>> BEGIN Data lines

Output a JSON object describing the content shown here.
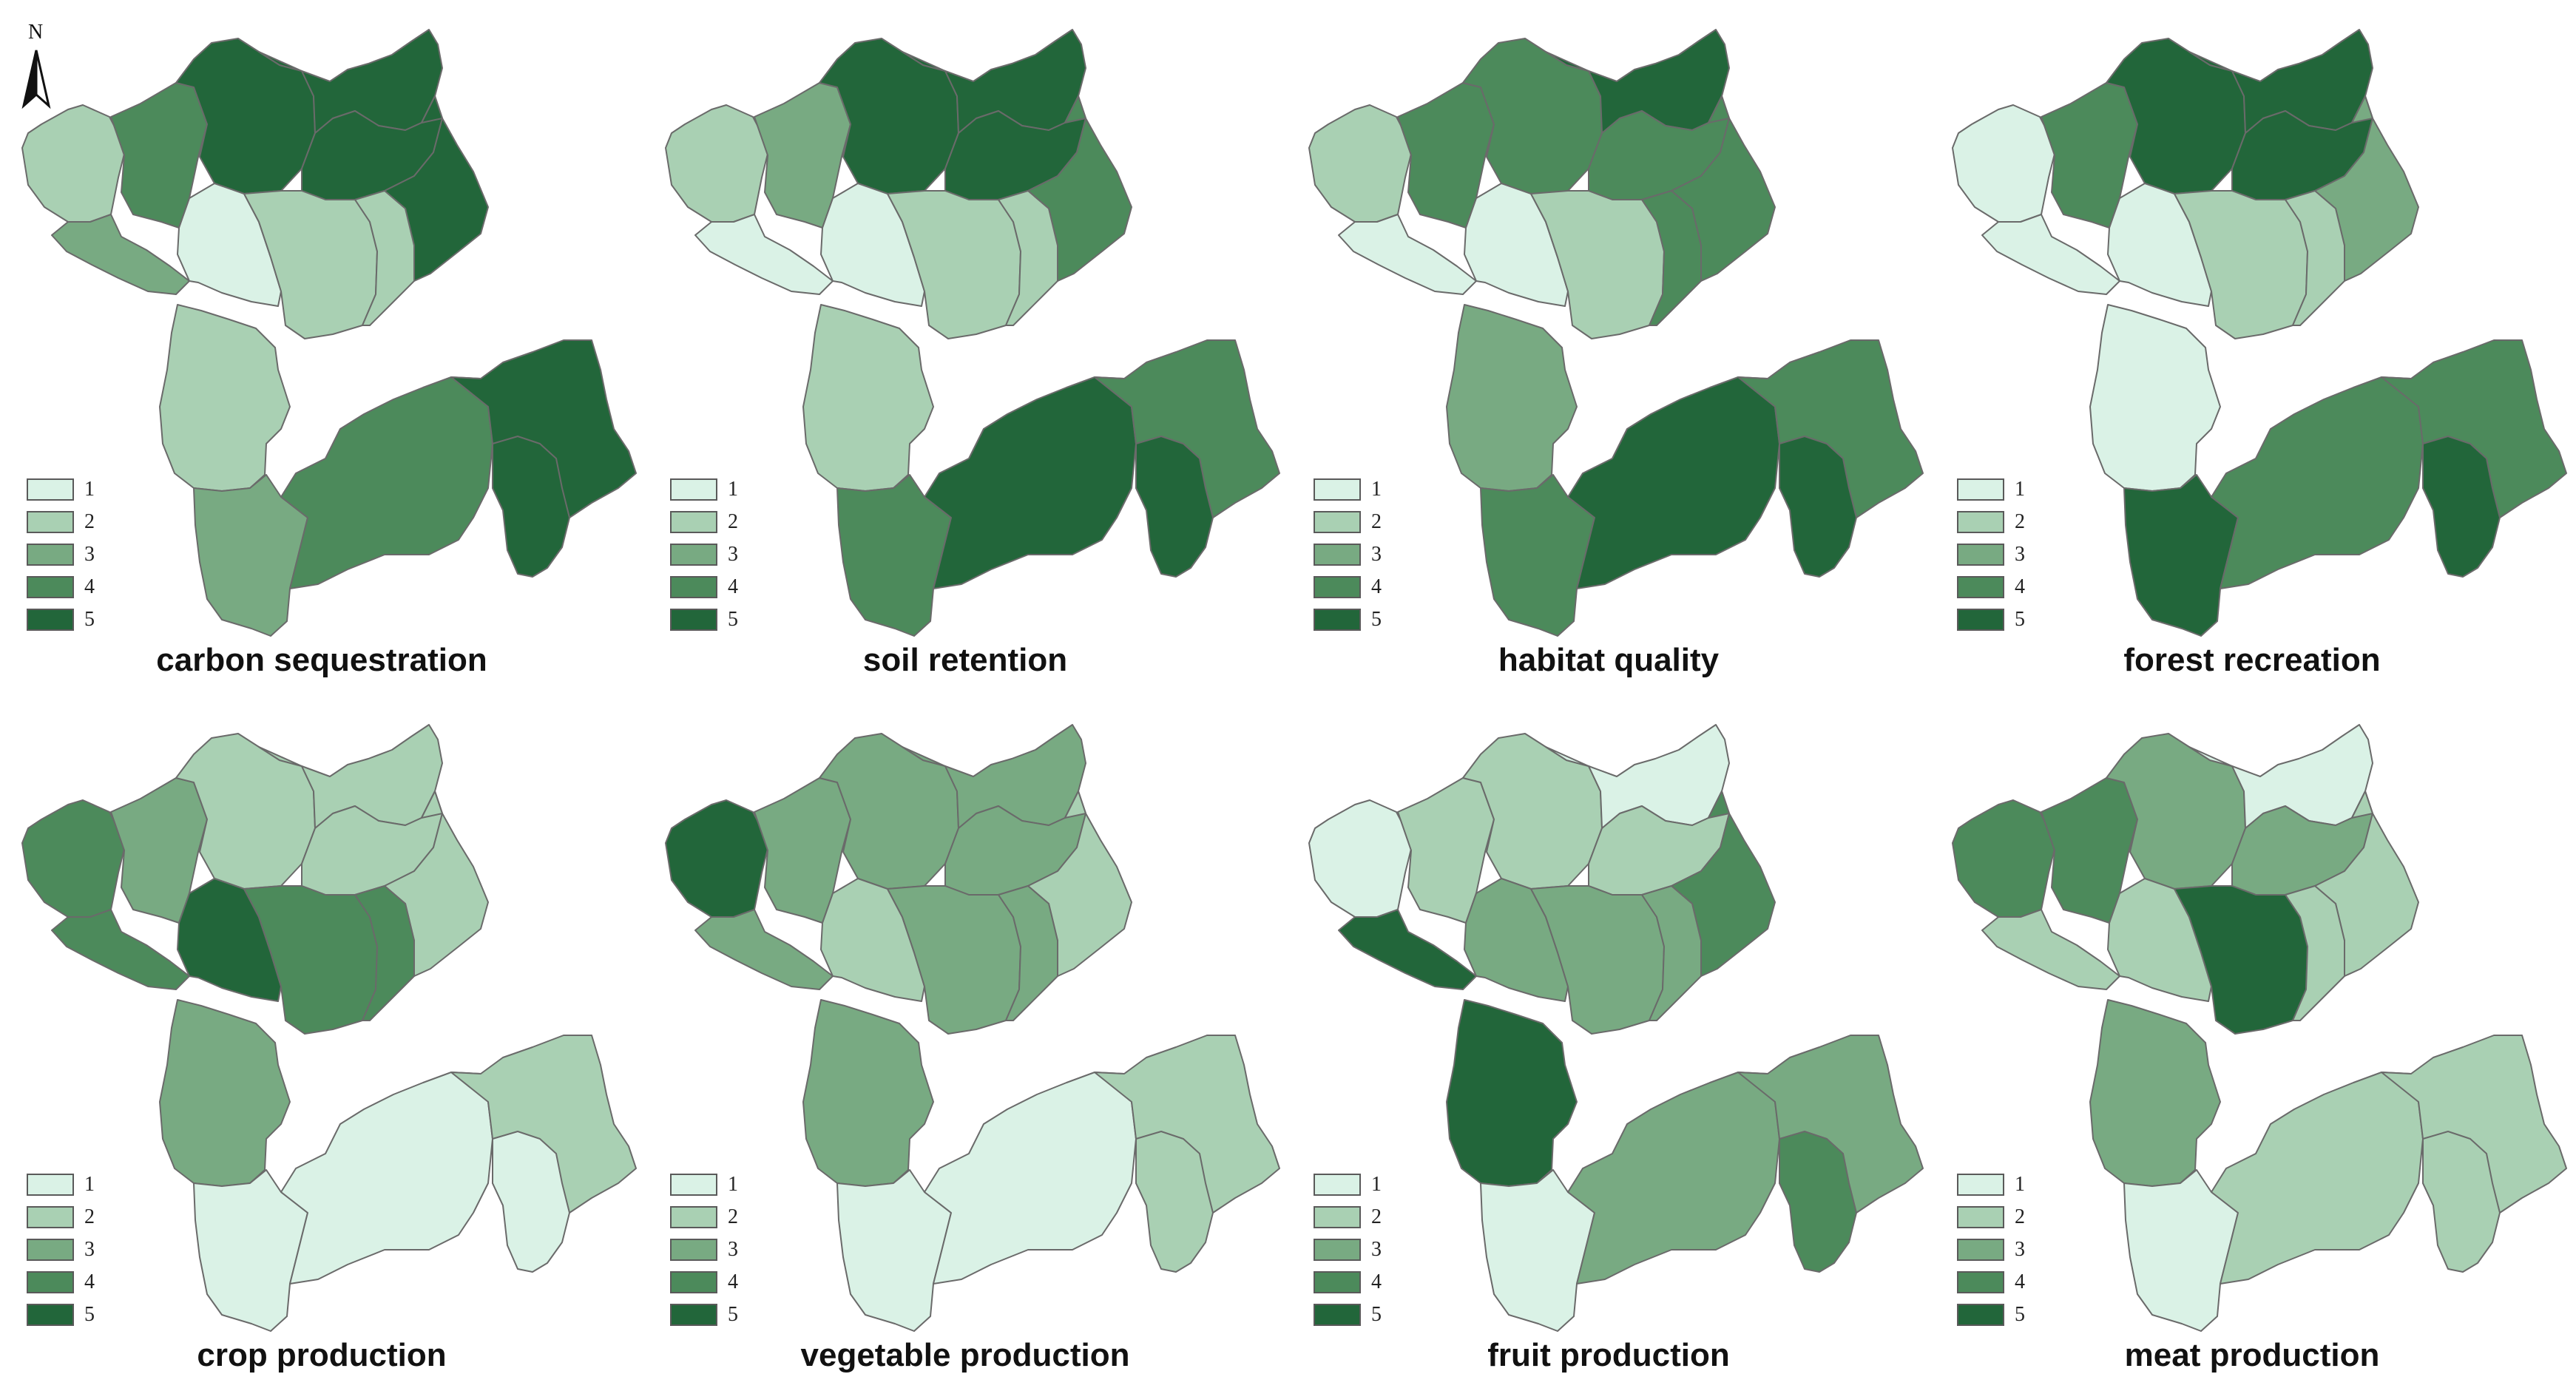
{
  "palette": {
    "1": "#daf2e6",
    "2": "#a9d0b3",
    "3": "#78aa82",
    "4": "#4c8a5b",
    "5": "#22663a"
  },
  "north_arrow": {
    "label": "N",
    "icon": "north-arrow-icon"
  },
  "legend_levels": [
    "1",
    "2",
    "3",
    "4",
    "5"
  ],
  "panels": [
    {
      "key": "carbon",
      "title": "carbon sequestration",
      "levels": {
        "A": 2,
        "B": 4,
        "C": 5,
        "D": 5,
        "E": 5,
        "F": 5,
        "G": 3,
        "H": 1,
        "I": 2,
        "J": 2,
        "K": 2,
        "L": 3,
        "M": 4,
        "N": 5,
        "O": 5
      }
    },
    {
      "key": "soil",
      "title": "soil retention",
      "levels": {
        "A": 2,
        "B": 3,
        "C": 5,
        "D": 5,
        "E": 5,
        "F": 4,
        "G": 1,
        "H": 1,
        "I": 2,
        "J": 2,
        "K": 2,
        "L": 4,
        "M": 5,
        "N": 4,
        "O": 5
      }
    },
    {
      "key": "habitat",
      "title": "habitat quality",
      "levels": {
        "A": 2,
        "B": 4,
        "C": 4,
        "D": 5,
        "E": 4,
        "F": 4,
        "G": 1,
        "H": 1,
        "I": 2,
        "J": 4,
        "K": 3,
        "L": 4,
        "M": 5,
        "N": 4,
        "O": 5
      }
    },
    {
      "key": "forest",
      "title": "forest recreation",
      "levels": {
        "A": 1,
        "B": 4,
        "C": 5,
        "D": 5,
        "E": 5,
        "F": 3,
        "G": 1,
        "H": 1,
        "I": 2,
        "J": 2,
        "K": 1,
        "L": 5,
        "M": 4,
        "N": 4,
        "O": 5
      }
    },
    {
      "key": "crop",
      "title": "crop production",
      "levels": {
        "A": 4,
        "B": 3,
        "C": 2,
        "D": 2,
        "E": 2,
        "F": 2,
        "G": 4,
        "H": 5,
        "I": 4,
        "J": 4,
        "K": 3,
        "L": 1,
        "M": 1,
        "N": 2,
        "O": 1
      }
    },
    {
      "key": "vegetable",
      "title": "vegetable production",
      "levels": {
        "A": 5,
        "B": 3,
        "C": 3,
        "D": 3,
        "E": 3,
        "F": 2,
        "G": 3,
        "H": 2,
        "I": 3,
        "J": 3,
        "K": 3,
        "L": 1,
        "M": 1,
        "N": 2,
        "O": 2
      }
    },
    {
      "key": "fruit",
      "title": "fruit production",
      "levels": {
        "A": 1,
        "B": 2,
        "C": 2,
        "D": 1,
        "E": 2,
        "F": 4,
        "G": 5,
        "H": 3,
        "I": 3,
        "J": 3,
        "K": 5,
        "L": 1,
        "M": 3,
        "N": 3,
        "O": 4
      }
    },
    {
      "key": "meat",
      "title": "meat production",
      "levels": {
        "A": 4,
        "B": 4,
        "C": 3,
        "D": 1,
        "E": 3,
        "F": 2,
        "G": 2,
        "H": 2,
        "I": 5,
        "J": 2,
        "K": 3,
        "L": 1,
        "M": 2,
        "N": 2,
        "O": 2
      }
    }
  ]
}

>> END Data lines

Exercise instructions: Leave out the pictures and restate everything else word for word.

Answer for the task:
Output a JSON object describing the content shown here.
{
  "palette": {
    "1": "#daf2e6",
    "2": "#a9d0b3",
    "3": "#78aa82",
    "4": "#4c8a5b",
    "5": "#22663a"
  },
  "north_arrow": {
    "label": "N",
    "icon": "north-arrow-icon"
  },
  "legend_levels": [
    "1",
    "2",
    "3",
    "4",
    "5"
  ],
  "panels": [
    {
      "key": "carbon",
      "title": "carbon sequestration",
      "levels": {
        "A": 2,
        "B": 4,
        "C": 5,
        "D": 5,
        "E": 5,
        "F": 5,
        "G": 3,
        "H": 1,
        "I": 2,
        "J": 2,
        "K": 2,
        "L": 3,
        "M": 4,
        "N": 5,
        "O": 5
      }
    },
    {
      "key": "soil",
      "title": "soil retention",
      "levels": {
        "A": 2,
        "B": 3,
        "C": 5,
        "D": 5,
        "E": 5,
        "F": 4,
        "G": 1,
        "H": 1,
        "I": 2,
        "J": 2,
        "K": 2,
        "L": 4,
        "M": 5,
        "N": 4,
        "O": 5
      }
    },
    {
      "key": "habitat",
      "title": "habitat quality",
      "levels": {
        "A": 2,
        "B": 4,
        "C": 4,
        "D": 5,
        "E": 4,
        "F": 4,
        "G": 1,
        "H": 1,
        "I": 2,
        "J": 4,
        "K": 3,
        "L": 4,
        "M": 5,
        "N": 4,
        "O": 5
      }
    },
    {
      "key": "forest",
      "title": "forest recreation",
      "levels": {
        "A": 1,
        "B": 4,
        "C": 5,
        "D": 5,
        "E": 5,
        "F": 3,
        "G": 1,
        "H": 1,
        "I": 2,
        "J": 2,
        "K": 1,
        "L": 5,
        "M": 4,
        "N": 4,
        "O": 5
      }
    },
    {
      "key": "crop",
      "title": "crop production",
      "levels": {
        "A": 4,
        "B": 3,
        "C": 2,
        "D": 2,
        "E": 2,
        "F": 2,
        "G": 4,
        "H": 5,
        "I": 4,
        "J": 4,
        "K": 3,
        "L": 1,
        "M": 1,
        "N": 2,
        "O": 1
      }
    },
    {
      "key": "vegetable",
      "title": "vegetable production",
      "levels": {
        "A": 5,
        "B": 3,
        "C": 3,
        "D": 3,
        "E": 3,
        "F": 2,
        "G": 3,
        "H": 2,
        "I": 3,
        "J": 3,
        "K": 3,
        "L": 1,
        "M": 1,
        "N": 2,
        "O": 2
      }
    },
    {
      "key": "fruit",
      "title": "fruit production",
      "levels": {
        "A": 1,
        "B": 2,
        "C": 2,
        "D": 1,
        "E": 2,
        "F": 4,
        "G": 5,
        "H": 3,
        "I": 3,
        "J": 3,
        "K": 5,
        "L": 1,
        "M": 3,
        "N": 3,
        "O": 4
      }
    },
    {
      "key": "meat",
      "title": "meat production",
      "levels": {
        "A": 4,
        "B": 4,
        "C": 3,
        "D": 1,
        "E": 3,
        "F": 2,
        "G": 2,
        "H": 2,
        "I": 5,
        "J": 2,
        "K": 3,
        "L": 1,
        "M": 2,
        "N": 2,
        "O": 2
      }
    }
  ]
}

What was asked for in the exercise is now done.